Referring again particularly to FIG. 4, the three position valve 40 for controlling the upper boom 3 is shown in a standby state with control line 45 and 46 connected as at 46a to each other for holding the system in a particular set location.

Each of the valves 40 and 42 is similarly constructed and includes a neutral position interconnecting the supply lines 45 and 46 of valve 40, and corresponding lines at valve 42, and thereby locking the hydraulic system to the respective boom units in a last position state. The three position valves each connect the supplies 38 or 38a to the related control lines to the upper boom unit and to the lower boom unit system.

The lifting or rising control for the upper boom 4 provides a direct connection to control module 41 for positioning of the upper boom 4 in a predetermined desired orientation with respect to the lower boom 3.

The upper boom cylinder unit 17 has the rod 20 projecting outwardly of the one end and the piston 33 defines the rod end 34a of unit 17. The piston 33 and the closed end 35 of the cylinder 19 defines the chamber 36 and the compensating end or section 36a of the upper boom/compensation cylinder unit 17.

-*-

PROBLEMS TO SOLVE ->
1. In the boom hydraulics excerpt, which part defines the rod end 34a of the upper boom cylinder unit 17?
2. From the boom hydraulics excerpt, output the passage starting with "Each of the" and going on through "boom unit system.".

-*-

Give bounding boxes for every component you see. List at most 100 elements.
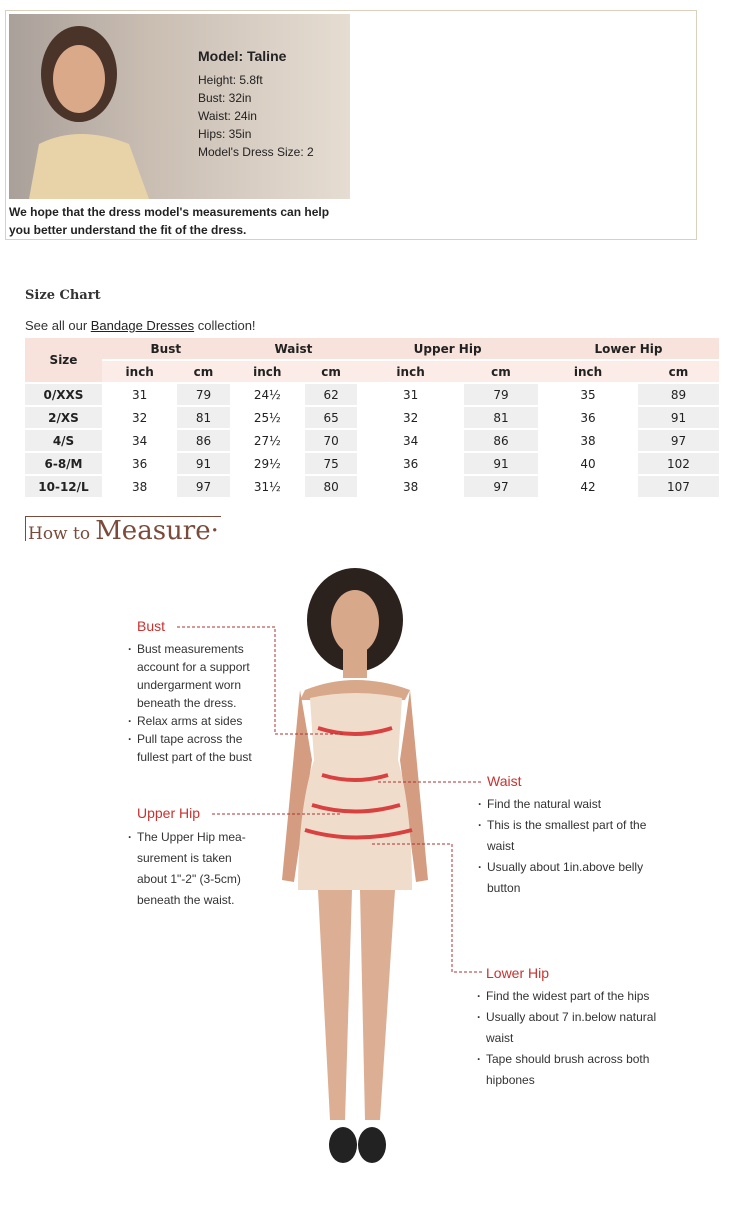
unit-header: cm [304,361,358,382]
upper-hip-instructions: The Upper Hip mea- surement is taken abo… [128,827,253,911]
table-row: 2/XS 32 81 25½ 65 32 81 36 91 [25,407,719,428]
model-height: Height: 5.8ft [198,73,263,87]
leader-lines [177,626,483,973]
instruction-item: This is the smallest part of the waist [478,815,663,857]
unit-header: inch [102,361,178,382]
size-chart-table: Size Bust Waist Upper Hip Lower Hip inch… [25,336,719,499]
measurement-cell: 34 [402,433,419,448]
instruction-item: Find the natural waist [478,794,663,815]
instruction-item: Pull tape across the fullest part of the… [128,730,263,766]
measurement-cell: 36 [132,456,148,471]
unit-header: inch [537,361,638,382]
instruction-item: Relax arms at sides [128,712,263,730]
instruction-item: Find the widest part of the hips [477,986,667,1007]
measurement-cell: 86 [463,430,538,451]
measurement-cell: 91 [463,453,538,474]
measurement-cell: 80 [304,476,358,497]
model-name: Model: Taline [198,48,287,64]
instruction-item: Usually about 7 in.below natural waist [477,1007,667,1049]
unit-header: inch [229,361,305,382]
measurement-cell: 79 [463,384,538,405]
see-all-text: See all our Bandage Dresses collection! [25,318,256,333]
measurement-cell: 97 [637,430,719,451]
bandage-dresses-link[interactable]: Bandage Dresses [90,318,195,333]
table-row: 0/XXS 31 79 24½ 62 31 79 35 89 [25,384,719,405]
measurement-cell: 97 [463,476,538,497]
measurement-cell: 79 [177,384,230,405]
group-header: Lower Hip [537,338,719,359]
measurement-cell: 42 [580,479,596,494]
measurement-cell: 81 [177,407,230,428]
model-bust: Bust: 32in [198,91,252,105]
measurement-cell: 31 [402,387,419,402]
measurement-cell: 32 [132,410,148,425]
measurement-cell: 34 [132,433,148,448]
unit-header: inch [357,361,464,382]
measurement-cell: 35 [580,387,596,402]
measurement-cell: 31 [132,387,148,402]
size-chart-title: Size Chart [25,288,101,303]
measurement-cell: 86 [177,430,230,451]
size-cell: 6-8/M [25,453,102,474]
measurement-cell: 102 [637,453,719,474]
bust-label: Bust [137,618,166,634]
instruction-item: Usually about 1in.above belly button [478,857,663,899]
measurement-cell: 36 [580,410,596,425]
model-info-box: Model: Taline Height: 5.8ft Bust: 32in W… [5,10,697,240]
measurement-cell: 24½ [253,387,281,402]
instruction-item: Bust measurements account for a support … [128,640,263,712]
measurement-cell: 31½ [253,479,281,494]
measure-figure [177,568,483,1163]
model-photo [9,14,350,199]
measurement-cell: 40 [580,456,596,471]
measurement-cell: 38 [580,433,596,448]
upper-hip-label: Upper Hip [137,805,201,821]
unit-header: cm [637,361,719,382]
size-cell: 0/XXS [25,384,102,405]
measurement-cell: 81 [463,407,538,428]
model-figure [282,568,428,1163]
size-header: Size [25,338,102,382]
measurement-cell: 38 [132,479,148,494]
heading-big: Measure [95,516,211,546]
model-note: We hope that the dress model's measureme… [9,205,330,237]
heading-small: How to [28,524,91,544]
measurement-cell: 27½ [253,433,281,448]
how-to-measure-heading: How to Measure· [25,516,221,545]
model-dress-size: Model's Dress Size: 2 [198,145,314,159]
measurement-cell: 62 [304,384,358,405]
size-cell: 2/XS [25,407,102,428]
model-waist: Waist: 24in [198,109,257,123]
measure-arrows [304,726,413,840]
measurement-cell: 25½ [253,410,281,425]
measurement-cell: 38 [402,479,419,494]
unit-header: cm [177,361,230,382]
measurement-cell: 89 [637,384,719,405]
measurement-cell: 29½ [253,456,281,471]
see-all-suffix: collection! [194,318,256,333]
measurement-cell: 32 [402,410,419,425]
waist-label: Waist [487,773,522,789]
group-header: Bust [102,338,230,359]
see-all-prefix: See all our [25,318,91,333]
measurement-cell: 70 [304,430,358,451]
lower-hip-label: Lower Hip [486,965,550,981]
instruction-item: The Upper Hip mea- surement is taken abo… [128,827,253,911]
measurement-cell: 91 [177,453,230,474]
lower-hip-instructions: Find the widest part of the hipsUsually … [477,986,667,1091]
measurement-cell: 36 [402,456,419,471]
table-row: 4/S 34 86 27½ 70 34 86 38 97 [25,430,719,451]
measurement-cell: 75 [304,453,358,474]
bust-instructions: Bust measurements account for a support … [128,640,263,766]
model-hips: Hips: 35in [198,127,252,141]
instruction-item: Tape should brush across both hipbones [477,1049,667,1091]
group-header: Waist [229,338,358,359]
measurement-cell: 97 [177,476,230,497]
unit-header: cm [463,361,538,382]
size-cell: 10-12/L [25,476,102,497]
waist-instructions: Find the natural waistThis is the smalle… [478,794,663,899]
measurement-cell: 91 [637,407,719,428]
table-row: 10-12/L 38 97 31½ 80 38 97 42 107 [25,476,719,497]
group-header: Upper Hip [357,338,538,359]
model-illustration [29,26,149,199]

-*-

ANSWERS FOR THE TASKS ->
1. The piston 33.

2.
Each of the valves 40 and 42 is similarly constructed and includes a neutral position interconnecting the supply lines 45 and 46 of valve 40, and corresponding lines at valve 42, and thereby locking the hydraulic system to the respective boom units in a last position state. The three position valves each connect the supplies 38 or 38a to the related control lines to the upper boom unit and to the lower boom unit system.